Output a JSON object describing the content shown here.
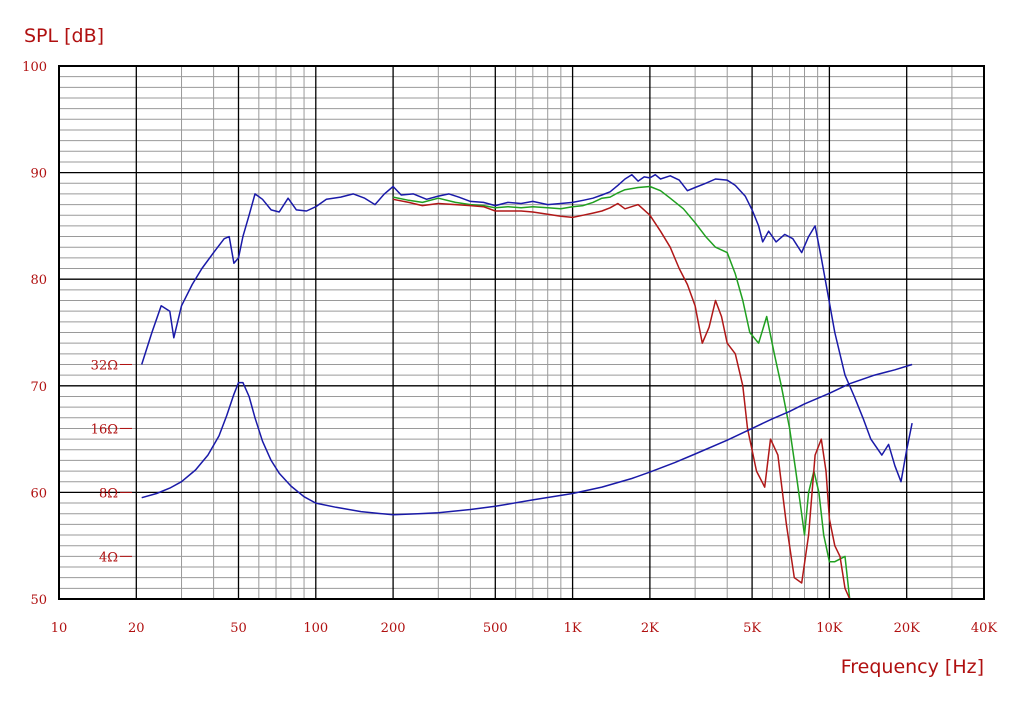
{
  "chart_data": {
    "type": "line",
    "ylabel": "SPL [dB]",
    "xlabel": "Frequency [Hz]",
    "x_scale": "log",
    "xlim": [
      10,
      40000
    ],
    "ylim": [
      50,
      100
    ],
    "grid": true,
    "x_ticks": [
      {
        "value": 10,
        "label": "10"
      },
      {
        "value": 20,
        "label": "20"
      },
      {
        "value": 50,
        "label": "50"
      },
      {
        "value": 100,
        "label": "100"
      },
      {
        "value": 200,
        "label": "200"
      },
      {
        "value": 500,
        "label": "500"
      },
      {
        "value": 1000,
        "label": "1K"
      },
      {
        "value": 2000,
        "label": "2K"
      },
      {
        "value": 5000,
        "label": "5K"
      },
      {
        "value": 10000,
        "label": "10K"
      },
      {
        "value": 20000,
        "label": "20K"
      },
      {
        "value": 40000,
        "label": "40K"
      }
    ],
    "y_ticks": [
      {
        "value": 50,
        "label": "50"
      },
      {
        "value": 60,
        "label": "60"
      },
      {
        "value": 70,
        "label": "70"
      },
      {
        "value": 80,
        "label": "80"
      },
      {
        "value": 90,
        "label": "90"
      },
      {
        "value": 100,
        "label": "100"
      }
    ],
    "impedance_ticks": [
      {
        "value": 54,
        "label": "4Ω"
      },
      {
        "value": 60,
        "label": "8Ω"
      },
      {
        "value": 66,
        "label": "16Ω"
      },
      {
        "value": 72,
        "label": "32Ω"
      }
    ],
    "series": [
      {
        "key": "spl-0deg",
        "color": "#1a1aa8",
        "points": [
          [
            21,
            72
          ],
          [
            23,
            75
          ],
          [
            25,
            77.5
          ],
          [
            27,
            77
          ],
          [
            28,
            74.5
          ],
          [
            30,
            77.5
          ],
          [
            33,
            79.5
          ],
          [
            36,
            81
          ],
          [
            40,
            82.5
          ],
          [
            44,
            83.8
          ],
          [
            46,
            84
          ],
          [
            48,
            81.5
          ],
          [
            50,
            82
          ],
          [
            52,
            84
          ],
          [
            55,
            86
          ],
          [
            58,
            88
          ],
          [
            62,
            87.5
          ],
          [
            67,
            86.5
          ],
          [
            72,
            86.3
          ],
          [
            78,
            87.6
          ],
          [
            84,
            86.5
          ],
          [
            92,
            86.4
          ],
          [
            100,
            86.8
          ],
          [
            110,
            87.5
          ],
          [
            125,
            87.7
          ],
          [
            140,
            88
          ],
          [
            155,
            87.6
          ],
          [
            170,
            87
          ],
          [
            185,
            88
          ],
          [
            200,
            88.7
          ],
          [
            215,
            87.9
          ],
          [
            240,
            88
          ],
          [
            270,
            87.5
          ],
          [
            300,
            87.8
          ],
          [
            330,
            88
          ],
          [
            360,
            87.7
          ],
          [
            400,
            87.3
          ],
          [
            450,
            87.2
          ],
          [
            500,
            86.9
          ],
          [
            560,
            87.2
          ],
          [
            630,
            87.1
          ],
          [
            700,
            87.3
          ],
          [
            800,
            87
          ],
          [
            900,
            87.1
          ],
          [
            1000,
            87.2
          ],
          [
            1100,
            87.4
          ],
          [
            1200,
            87.6
          ],
          [
            1300,
            87.9
          ],
          [
            1400,
            88.2
          ],
          [
            1500,
            88.8
          ],
          [
            1600,
            89.4
          ],
          [
            1700,
            89.8
          ],
          [
            1800,
            89.2
          ],
          [
            1900,
            89.6
          ],
          [
            2000,
            89.5
          ],
          [
            2100,
            89.8
          ],
          [
            2200,
            89.4
          ],
          [
            2400,
            89.7
          ],
          [
            2600,
            89.3
          ],
          [
            2800,
            88.3
          ],
          [
            3000,
            88.6
          ],
          [
            3300,
            89
          ],
          [
            3600,
            89.4
          ],
          [
            4000,
            89.3
          ],
          [
            4300,
            88.8
          ],
          [
            4700,
            87.8
          ],
          [
            5000,
            86.5
          ],
          [
            5300,
            85
          ],
          [
            5500,
            83.5
          ],
          [
            5800,
            84.5
          ],
          [
            6200,
            83.5
          ],
          [
            6700,
            84.2
          ],
          [
            7200,
            83.8
          ],
          [
            7800,
            82.5
          ],
          [
            8300,
            84
          ],
          [
            8800,
            85
          ],
          [
            9300,
            82
          ],
          [
            9800,
            79
          ],
          [
            10500,
            75
          ],
          [
            11500,
            71
          ],
          [
            12500,
            69
          ],
          [
            13500,
            67
          ],
          [
            14500,
            65
          ],
          [
            16000,
            63.5
          ],
          [
            17000,
            64.5
          ],
          [
            18000,
            62.5
          ],
          [
            19000,
            61
          ],
          [
            20000,
            64
          ],
          [
            21000,
            66.5
          ]
        ]
      },
      {
        "key": "spl-30deg",
        "color": "#20a020",
        "points": [
          [
            200,
            87.7
          ],
          [
            230,
            87.4
          ],
          [
            260,
            87.2
          ],
          [
            300,
            87.6
          ],
          [
            350,
            87.2
          ],
          [
            400,
            87
          ],
          [
            450,
            86.9
          ],
          [
            500,
            86.7
          ],
          [
            560,
            86.8
          ],
          [
            630,
            86.7
          ],
          [
            700,
            86.8
          ],
          [
            800,
            86.7
          ],
          [
            900,
            86.6
          ],
          [
            1000,
            86.8
          ],
          [
            1100,
            86.9
          ],
          [
            1200,
            87.2
          ],
          [
            1300,
            87.6
          ],
          [
            1400,
            87.7
          ],
          [
            1500,
            88.1
          ],
          [
            1600,
            88.4
          ],
          [
            1800,
            88.6
          ],
          [
            2000,
            88.7
          ],
          [
            2200,
            88.3
          ],
          [
            2400,
            87.6
          ],
          [
            2700,
            86.6
          ],
          [
            3000,
            85.3
          ],
          [
            3300,
            84
          ],
          [
            3600,
            83
          ],
          [
            4000,
            82.5
          ],
          [
            4300,
            80.5
          ],
          [
            4600,
            78
          ],
          [
            4900,
            75
          ],
          [
            5300,
            74
          ],
          [
            5700,
            76.5
          ],
          [
            6100,
            73
          ],
          [
            6500,
            70
          ],
          [
            7000,
            66
          ],
          [
            7400,
            62
          ],
          [
            7700,
            59
          ],
          [
            8000,
            56
          ],
          [
            8300,
            60
          ],
          [
            8700,
            62
          ],
          [
            9100,
            60
          ],
          [
            9500,
            56
          ],
          [
            10000,
            53.5
          ],
          [
            10500,
            53.5
          ],
          [
            11500,
            54
          ],
          [
            12000,
            50
          ]
        ]
      },
      {
        "key": "spl-60deg",
        "color": "#b01818",
        "points": [
          [
            200,
            87.5
          ],
          [
            230,
            87.2
          ],
          [
            260,
            86.9
          ],
          [
            300,
            87.1
          ],
          [
            350,
            87
          ],
          [
            400,
            86.9
          ],
          [
            450,
            86.8
          ],
          [
            500,
            86.4
          ],
          [
            560,
            86.4
          ],
          [
            630,
            86.4
          ],
          [
            700,
            86.3
          ],
          [
            800,
            86.1
          ],
          [
            900,
            85.9
          ],
          [
            1000,
            85.8
          ],
          [
            1100,
            86
          ],
          [
            1200,
            86.2
          ],
          [
            1300,
            86.4
          ],
          [
            1400,
            86.7
          ],
          [
            1500,
            87.1
          ],
          [
            1600,
            86.6
          ],
          [
            1800,
            87
          ],
          [
            2000,
            86
          ],
          [
            2200,
            84.5
          ],
          [
            2400,
            83
          ],
          [
            2600,
            81
          ],
          [
            2800,
            79.5
          ],
          [
            3000,
            77.5
          ],
          [
            3200,
            74
          ],
          [
            3400,
            75.5
          ],
          [
            3600,
            78
          ],
          [
            3800,
            76.5
          ],
          [
            4000,
            74
          ],
          [
            4300,
            73
          ],
          [
            4600,
            70
          ],
          [
            4800,
            66
          ],
          [
            5200,
            62
          ],
          [
            5600,
            60.5
          ],
          [
            5900,
            65
          ],
          [
            6300,
            63.5
          ],
          [
            6800,
            57
          ],
          [
            7300,
            52
          ],
          [
            7800,
            51.5
          ],
          [
            8300,
            56
          ],
          [
            8800,
            63.5
          ],
          [
            9300,
            65
          ],
          [
            9700,
            62
          ],
          [
            10000,
            57.5
          ],
          [
            10500,
            55
          ],
          [
            11000,
            54
          ],
          [
            11500,
            51
          ],
          [
            12000,
            49.5
          ]
        ]
      },
      {
        "key": "impedance",
        "color": "#1a1aa8",
        "points": [
          [
            21,
            59.5
          ],
          [
            24,
            59.9
          ],
          [
            27,
            60.4
          ],
          [
            30,
            61
          ],
          [
            34,
            62.1
          ],
          [
            38,
            63.5
          ],
          [
            42,
            65.3
          ],
          [
            45,
            67.2
          ],
          [
            48,
            69.2
          ],
          [
            50,
            70.3
          ],
          [
            52,
            70.3
          ],
          [
            55,
            69
          ],
          [
            58,
            67
          ],
          [
            62,
            64.8
          ],
          [
            67,
            63
          ],
          [
            72,
            61.8
          ],
          [
            80,
            60.6
          ],
          [
            90,
            59.6
          ],
          [
            100,
            59
          ],
          [
            120,
            58.6
          ],
          [
            150,
            58.2
          ],
          [
            200,
            57.9
          ],
          [
            250,
            58
          ],
          [
            300,
            58.1
          ],
          [
            400,
            58.4
          ],
          [
            500,
            58.7
          ],
          [
            700,
            59.3
          ],
          [
            1000,
            59.9
          ],
          [
            1300,
            60.5
          ],
          [
            1700,
            61.3
          ],
          [
            2000,
            61.9
          ],
          [
            2500,
            62.8
          ],
          [
            3000,
            63.6
          ],
          [
            4000,
            64.9
          ],
          [
            5000,
            66
          ],
          [
            6000,
            66.9
          ],
          [
            7000,
            67.6
          ],
          [
            8000,
            68.3
          ],
          [
            10000,
            69.3
          ],
          [
            12000,
            70.2
          ],
          [
            15000,
            71
          ],
          [
            18000,
            71.5
          ],
          [
            21000,
            72
          ]
        ]
      }
    ]
  }
}
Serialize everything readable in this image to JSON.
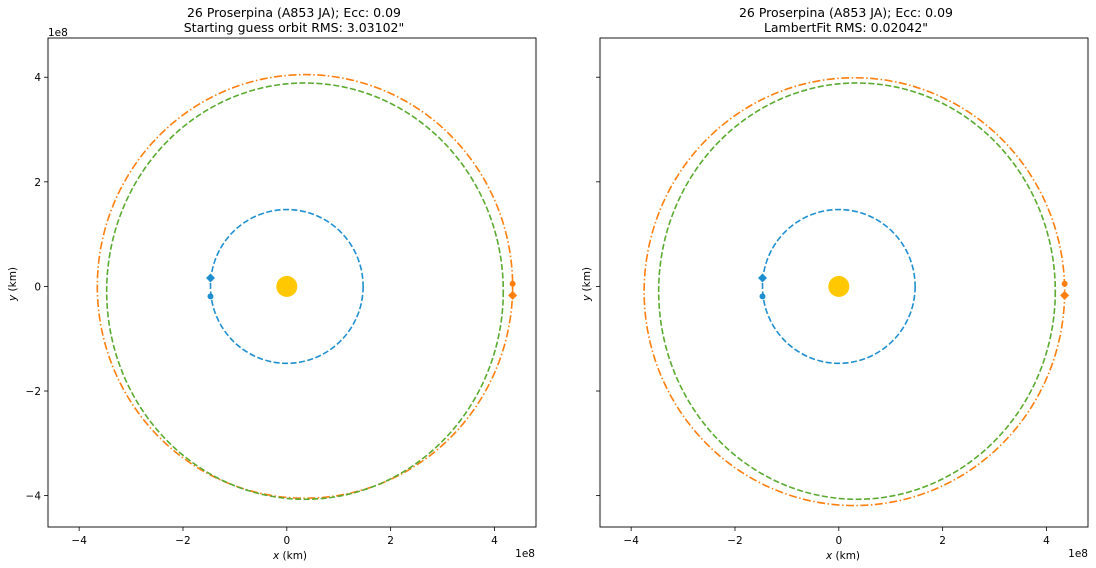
········
- **Directive**:
In the records above, find the lines containing "color" and copy them.

- **Reply to the task**:
        "color": "#1a1aa8",
        "color": "#20a020",
        "color": "#b01818",
        "color": "#1a1aa8",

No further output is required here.